* Begin *

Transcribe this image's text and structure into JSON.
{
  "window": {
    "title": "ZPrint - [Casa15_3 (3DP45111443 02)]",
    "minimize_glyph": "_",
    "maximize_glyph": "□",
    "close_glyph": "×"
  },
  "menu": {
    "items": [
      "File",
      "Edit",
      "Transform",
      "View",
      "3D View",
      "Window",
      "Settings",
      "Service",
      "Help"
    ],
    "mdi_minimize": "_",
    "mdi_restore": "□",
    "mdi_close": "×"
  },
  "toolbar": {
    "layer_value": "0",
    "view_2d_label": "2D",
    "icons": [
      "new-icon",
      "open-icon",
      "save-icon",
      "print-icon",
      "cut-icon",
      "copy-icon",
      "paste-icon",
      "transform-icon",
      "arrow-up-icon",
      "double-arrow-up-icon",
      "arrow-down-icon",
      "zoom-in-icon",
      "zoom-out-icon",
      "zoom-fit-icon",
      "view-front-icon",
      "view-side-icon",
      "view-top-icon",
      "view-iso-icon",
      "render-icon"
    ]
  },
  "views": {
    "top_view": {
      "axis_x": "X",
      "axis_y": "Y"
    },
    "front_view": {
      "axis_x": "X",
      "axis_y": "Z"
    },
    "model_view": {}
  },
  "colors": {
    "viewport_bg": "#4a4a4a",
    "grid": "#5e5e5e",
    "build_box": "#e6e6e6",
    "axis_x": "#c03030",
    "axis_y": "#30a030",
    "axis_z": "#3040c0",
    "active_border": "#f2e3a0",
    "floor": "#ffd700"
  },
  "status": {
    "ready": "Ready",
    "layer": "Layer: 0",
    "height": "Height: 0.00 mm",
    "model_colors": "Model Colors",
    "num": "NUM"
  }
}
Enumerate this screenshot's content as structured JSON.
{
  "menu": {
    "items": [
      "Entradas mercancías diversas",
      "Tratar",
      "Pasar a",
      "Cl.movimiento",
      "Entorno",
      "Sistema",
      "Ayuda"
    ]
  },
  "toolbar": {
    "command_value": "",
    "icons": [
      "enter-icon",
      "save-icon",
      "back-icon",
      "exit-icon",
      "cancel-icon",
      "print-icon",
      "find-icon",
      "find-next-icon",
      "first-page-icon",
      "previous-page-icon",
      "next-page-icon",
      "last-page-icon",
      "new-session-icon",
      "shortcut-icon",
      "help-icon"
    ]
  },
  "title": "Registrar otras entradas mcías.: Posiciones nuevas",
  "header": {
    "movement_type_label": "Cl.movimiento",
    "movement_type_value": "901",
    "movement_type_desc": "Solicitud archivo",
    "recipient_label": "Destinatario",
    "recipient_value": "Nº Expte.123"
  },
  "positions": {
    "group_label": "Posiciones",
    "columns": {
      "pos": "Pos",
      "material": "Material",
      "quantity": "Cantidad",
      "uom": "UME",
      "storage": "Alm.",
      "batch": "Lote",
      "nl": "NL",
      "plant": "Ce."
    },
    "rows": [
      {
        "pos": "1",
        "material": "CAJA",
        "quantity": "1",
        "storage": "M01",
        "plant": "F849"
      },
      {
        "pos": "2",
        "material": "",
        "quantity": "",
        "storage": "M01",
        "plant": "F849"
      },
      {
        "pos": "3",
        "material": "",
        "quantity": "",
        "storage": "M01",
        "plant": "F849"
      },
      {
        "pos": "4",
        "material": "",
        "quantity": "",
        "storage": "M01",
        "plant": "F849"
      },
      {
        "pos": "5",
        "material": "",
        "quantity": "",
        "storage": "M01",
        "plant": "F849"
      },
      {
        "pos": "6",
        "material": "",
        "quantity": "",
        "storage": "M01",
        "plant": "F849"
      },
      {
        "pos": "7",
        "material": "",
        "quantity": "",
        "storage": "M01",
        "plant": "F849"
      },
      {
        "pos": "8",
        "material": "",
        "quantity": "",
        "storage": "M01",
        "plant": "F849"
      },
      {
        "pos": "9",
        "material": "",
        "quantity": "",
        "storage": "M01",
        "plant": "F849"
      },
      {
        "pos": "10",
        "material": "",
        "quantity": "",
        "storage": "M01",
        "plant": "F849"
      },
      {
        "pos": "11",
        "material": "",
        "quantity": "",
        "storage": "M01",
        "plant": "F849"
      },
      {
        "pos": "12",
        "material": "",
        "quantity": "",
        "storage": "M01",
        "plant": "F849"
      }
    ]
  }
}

* End *

### Task instructions
Copy out every line of the data above, exactly as given.

### Correct output
Transcribe this image's text and structure into JSON.
{
  "window": {
    "title": "ZPrint - [Casa15_3 (3DP45111443 02)]",
    "minimize_glyph": "_",
    "maximize_glyph": "□",
    "close_glyph": "×"
  },
  "menu": {
    "items": [
      "File",
      "Edit",
      "Transform",
      "View",
      "3D View",
      "Window",
      "Settings",
      "Service",
      "Help"
    ],
    "mdi_minimize": "_",
    "mdi_restore": "□",
    "mdi_close": "×"
  },
  "toolbar": {
    "layer_value": "0",
    "view_2d_label": "2D",
    "icons": [
      "new-icon",
      "open-icon",
      "save-icon",
      "print-icon",
      "cut-icon",
      "copy-icon",
      "paste-icon",
      "transform-icon",
      "arrow-up-icon",
      "double-arrow-up-icon",
      "arrow-down-icon",
      "zoom-in-icon",
      "zoom-out-icon",
      "zoom-fit-icon",
      "view-front-icon",
      "view-side-icon",
      "view-top-icon",
      "view-iso-icon",
      "render-icon"
    ]
  },
  "views": {
    "top_view": {
      "axis_x": "X",
      "axis_y": "Y"
    },
    "front_view": {
      "axis_x": "X",
      "axis_y": "Z"
    },
    "model_view": {}
  },
  "colors": {
    "viewport_bg": "#4a4a4a",
    "grid": "#5e5e5e",
    "build_box": "#e6e6e6",
    "axis_x": "#c03030",
    "axis_y": "#30a030",
    "axis_z": "#3040c0",
    "active_border": "#f2e3a0",
    "floor": "#ffd700"
  },
  "status": {
    "ready": "Ready",
    "layer": "Layer: 0",
    "height": "Height: 0.00 mm",
    "model_colors": "Model Colors",
    "num": "NUM"
  }
}
Enumerate this screenshot's content as structured JSON.
{
  "menu": {
    "items": [
      "Entradas mercancías diversas",
      "Tratar",
      "Pasar a",
      "Cl.movimiento",
      "Entorno",
      "Sistema",
      "Ayuda"
    ]
  },
  "toolbar": {
    "command_value": "",
    "icons": [
      "enter-icon",
      "save-icon",
      "back-icon",
      "exit-icon",
      "cancel-icon",
      "print-icon",
      "find-icon",
      "find-next-icon",
      "first-page-icon",
      "previous-page-icon",
      "next-page-icon",
      "last-page-icon",
      "new-session-icon",
      "shortcut-icon",
      "help-icon"
    ]
  },
  "title": "Registrar otras entradas mcías.: Posiciones nuevas",
  "header": {
    "movement_type_label": "Cl.movimiento",
    "movement_type_value": "901",
    "movement_type_desc": "Solicitud archivo",
    "recipient_label": "Destinatario",
    "recipient_value": "Nº Expte.123"
  },
  "positions": {
    "group_label": "Posiciones",
    "columns": {
      "pos": "Pos",
      "material": "Material",
      "quantity": "Cantidad",
      "uom": "UME",
      "storage": "Alm.",
      "batch": "Lote",
      "nl": "NL",
      "plant": "Ce."
    },
    "rows": [
      {
        "pos": "1",
        "material": "CAJA",
        "quantity": "1",
        "storage": "M01",
        "plant": "F849"
      },
      {
        "pos": "2",
        "material": "",
        "quantity": "",
        "storage": "M01",
        "plant": "F849"
      },
      {
        "pos": "3",
        "material": "",
        "quantity": "",
        "storage": "M01",
        "plant": "F849"
      },
      {
        "pos": "4",
        "material": "",
        "quantity": "",
        "storage": "M01",
        "plant": "F849"
      },
      {
        "pos": "5",
        "material": "",
        "quantity": "",
        "storage": "M01",
        "plant": "F849"
      },
      {
        "pos": "6",
        "material": "",
        "quantity": "",
        "storage": "M01",
        "plant": "F849"
      },
      {
        "pos": "7",
        "material": "",
        "quantity": "",
        "storage": "M01",
        "plant": "F849"
      },
      {
        "pos": "8",
        "material": "",
        "quantity": "",
        "storage": "M01",
        "plant": "F849"
      },
      {
        "pos": "9",
        "material": "",
        "quantity": "",
        "storage": "M01",
        "plant": "F849"
      },
      {
        "pos": "10",
        "material": "",
        "quantity": "",
        "storage": "M01",
        "plant": "F849"
      },
      {
        "pos": "11",
        "material": "",
        "quantity": "",
        "storage": "M01",
        "plant": "F849"
      },
      {
        "pos": "12",
        "material": "",
        "quantity": "",
        "storage": "M01",
        "plant": "F849"
      }
    ]
  }
}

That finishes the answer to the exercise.